**** Data shown ****

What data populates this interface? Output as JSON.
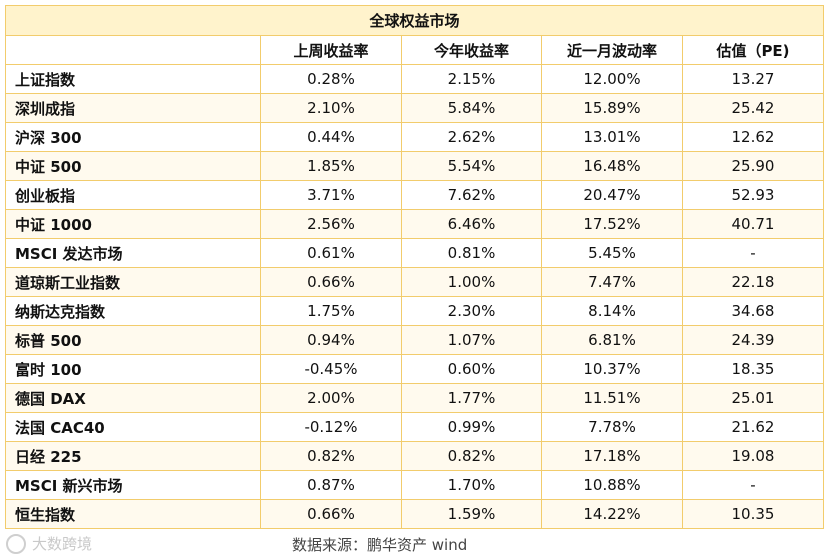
{
  "title": "全球权益市场",
  "columns": [
    "",
    "上周收益率",
    "今年收益率",
    "近一月波动率",
    "估值（PE)"
  ],
  "rows": [
    {
      "name": "上证指数",
      "week": "0.28%",
      "ytd": "2.15%",
      "vol": "12.00%",
      "pe": "13.27"
    },
    {
      "name": "深圳成指",
      "week": "2.10%",
      "ytd": "5.84%",
      "vol": "15.89%",
      "pe": "25.42"
    },
    {
      "name": "沪深 300",
      "week": "0.44%",
      "ytd": "2.62%",
      "vol": "13.01%",
      "pe": "12.62"
    },
    {
      "name": "中证 500",
      "week": "1.85%",
      "ytd": "5.54%",
      "vol": "16.48%",
      "pe": "25.90"
    },
    {
      "name": "创业板指",
      "week": "3.71%",
      "ytd": "7.62%",
      "vol": "20.47%",
      "pe": "52.93"
    },
    {
      "name": "中证 1000",
      "week": "2.56%",
      "ytd": "6.46%",
      "vol": "17.52%",
      "pe": "40.71"
    },
    {
      "name": "MSCI 发达市场",
      "week": "0.61%",
      "ytd": "0.81%",
      "vol": "5.45%",
      "pe": "-"
    },
    {
      "name": "道琼斯工业指数",
      "week": "0.66%",
      "ytd": "1.00%",
      "vol": "7.47%",
      "pe": "22.18"
    },
    {
      "name": "纳斯达克指数",
      "week": "1.75%",
      "ytd": "2.30%",
      "vol": "8.14%",
      "pe": "34.68"
    },
    {
      "name": "标普 500",
      "week": "0.94%",
      "ytd": "1.07%",
      "vol": "6.81%",
      "pe": "24.39"
    },
    {
      "name": "富时 100",
      "week": "-0.45%",
      "ytd": "0.60%",
      "vol": "10.37%",
      "pe": "18.35"
    },
    {
      "name": "德国 DAX",
      "week": "2.00%",
      "ytd": "1.77%",
      "vol": "11.51%",
      "pe": "25.01"
    },
    {
      "name": "法国 CAC40",
      "week": "-0.12%",
      "ytd": "0.99%",
      "vol": "7.78%",
      "pe": "21.62"
    },
    {
      "name": "日经 225",
      "week": "0.82%",
      "ytd": "0.82%",
      "vol": "17.18%",
      "pe": "19.08"
    },
    {
      "name": "MSCI 新兴市场",
      "week": "0.87%",
      "ytd": "1.70%",
      "vol": "10.88%",
      "pe": "-"
    },
    {
      "name": "恒生指数",
      "week": "0.66%",
      "ytd": "1.59%",
      "vol": "14.22%",
      "pe": "10.35"
    }
  ],
  "source": "数据来源：鹏华资产  wind",
  "watermark": "大数跨境",
  "colors": {
    "border": "#f2cc6c",
    "header_bg": "#fff3cc",
    "stripe": "#fffaee"
  }
}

****

The request
Copy out the records above in full, exactly as written, but not the pictures.

Response to the task
What data populates this interface? Output as JSON.
{
  "title": "全球权益市场",
  "columns": [
    "",
    "上周收益率",
    "今年收益率",
    "近一月波动率",
    "估值（PE)"
  ],
  "rows": [
    {
      "name": "上证指数",
      "week": "0.28%",
      "ytd": "2.15%",
      "vol": "12.00%",
      "pe": "13.27"
    },
    {
      "name": "深圳成指",
      "week": "2.10%",
      "ytd": "5.84%",
      "vol": "15.89%",
      "pe": "25.42"
    },
    {
      "name": "沪深 300",
      "week": "0.44%",
      "ytd": "2.62%",
      "vol": "13.01%",
      "pe": "12.62"
    },
    {
      "name": "中证 500",
      "week": "1.85%",
      "ytd": "5.54%",
      "vol": "16.48%",
      "pe": "25.90"
    },
    {
      "name": "创业板指",
      "week": "3.71%",
      "ytd": "7.62%",
      "vol": "20.47%",
      "pe": "52.93"
    },
    {
      "name": "中证 1000",
      "week": "2.56%",
      "ytd": "6.46%",
      "vol": "17.52%",
      "pe": "40.71"
    },
    {
      "name": "MSCI 发达市场",
      "week": "0.61%",
      "ytd": "0.81%",
      "vol": "5.45%",
      "pe": "-"
    },
    {
      "name": "道琼斯工业指数",
      "week": "0.66%",
      "ytd": "1.00%",
      "vol": "7.47%",
      "pe": "22.18"
    },
    {
      "name": "纳斯达克指数",
      "week": "1.75%",
      "ytd": "2.30%",
      "vol": "8.14%",
      "pe": "34.68"
    },
    {
      "name": "标普 500",
      "week": "0.94%",
      "ytd": "1.07%",
      "vol": "6.81%",
      "pe": "24.39"
    },
    {
      "name": "富时 100",
      "week": "-0.45%",
      "ytd": "0.60%",
      "vol": "10.37%",
      "pe": "18.35"
    },
    {
      "name": "德国 DAX",
      "week": "2.00%",
      "ytd": "1.77%",
      "vol": "11.51%",
      "pe": "25.01"
    },
    {
      "name": "法国 CAC40",
      "week": "-0.12%",
      "ytd": "0.99%",
      "vol": "7.78%",
      "pe": "21.62"
    },
    {
      "name": "日经 225",
      "week": "0.82%",
      "ytd": "0.82%",
      "vol": "17.18%",
      "pe": "19.08"
    },
    {
      "name": "MSCI 新兴市场",
      "week": "0.87%",
      "ytd": "1.70%",
      "vol": "10.88%",
      "pe": "-"
    },
    {
      "name": "恒生指数",
      "week": "0.66%",
      "ytd": "1.59%",
      "vol": "14.22%",
      "pe": "10.35"
    }
  ],
  "source": "数据来源：鹏华资产  wind",
  "watermark": "大数跨境",
  "colors": {
    "border": "#f2cc6c",
    "header_bg": "#fff3cc",
    "stripe": "#fffaee"
  }
}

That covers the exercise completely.